▸ TASK PROMPT
Write out the full listing again, exactly as it stands.

▸ MATERIAL FOR THIS TASK
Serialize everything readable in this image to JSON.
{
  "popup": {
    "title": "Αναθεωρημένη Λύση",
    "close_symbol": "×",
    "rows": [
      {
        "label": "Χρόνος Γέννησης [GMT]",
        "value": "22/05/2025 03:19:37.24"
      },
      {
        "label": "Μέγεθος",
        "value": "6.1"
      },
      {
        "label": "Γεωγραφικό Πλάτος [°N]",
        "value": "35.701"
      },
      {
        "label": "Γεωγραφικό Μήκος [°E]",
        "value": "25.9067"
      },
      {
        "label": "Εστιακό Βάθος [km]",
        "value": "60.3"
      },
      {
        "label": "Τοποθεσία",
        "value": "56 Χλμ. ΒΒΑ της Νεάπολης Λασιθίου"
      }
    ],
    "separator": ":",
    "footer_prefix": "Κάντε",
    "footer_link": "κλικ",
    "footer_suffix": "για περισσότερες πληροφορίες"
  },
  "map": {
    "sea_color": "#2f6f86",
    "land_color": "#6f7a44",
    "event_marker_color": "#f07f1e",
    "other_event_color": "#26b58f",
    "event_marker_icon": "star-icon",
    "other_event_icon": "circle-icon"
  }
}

▸ RIGHT ANSWER
Serialize everything readable in this image to JSON.
{
  "popup": {
    "title": "Αναθεωρημένη Λύση",
    "close_symbol": "×",
    "rows": [
      {
        "label": "Χρόνος Γέννησης [GMT]",
        "value": "22/05/2025 03:19:37.24"
      },
      {
        "label": "Μέγεθος",
        "value": "6.1"
      },
      {
        "label": "Γεωγραφικό Πλάτος [°N]",
        "value": "35.701"
      },
      {
        "label": "Γεωγραφικό Μήκος [°E]",
        "value": "25.9067"
      },
      {
        "label": "Εστιακό Βάθος [km]",
        "value": "60.3"
      },
      {
        "label": "Τοποθεσία",
        "value": "56 Χλμ. ΒΒΑ της Νεάπολης Λασιθίου"
      }
    ],
    "separator": ":",
    "footer_prefix": "Κάντε",
    "footer_link": "κλικ",
    "footer_suffix": "για περισσότερες πληροφορίες"
  },
  "map": {
    "sea_color": "#2f6f86",
    "land_color": "#6f7a44",
    "event_marker_color": "#f07f1e",
    "other_event_color": "#26b58f",
    "event_marker_icon": "star-icon",
    "other_event_icon": "circle-icon"
  }
}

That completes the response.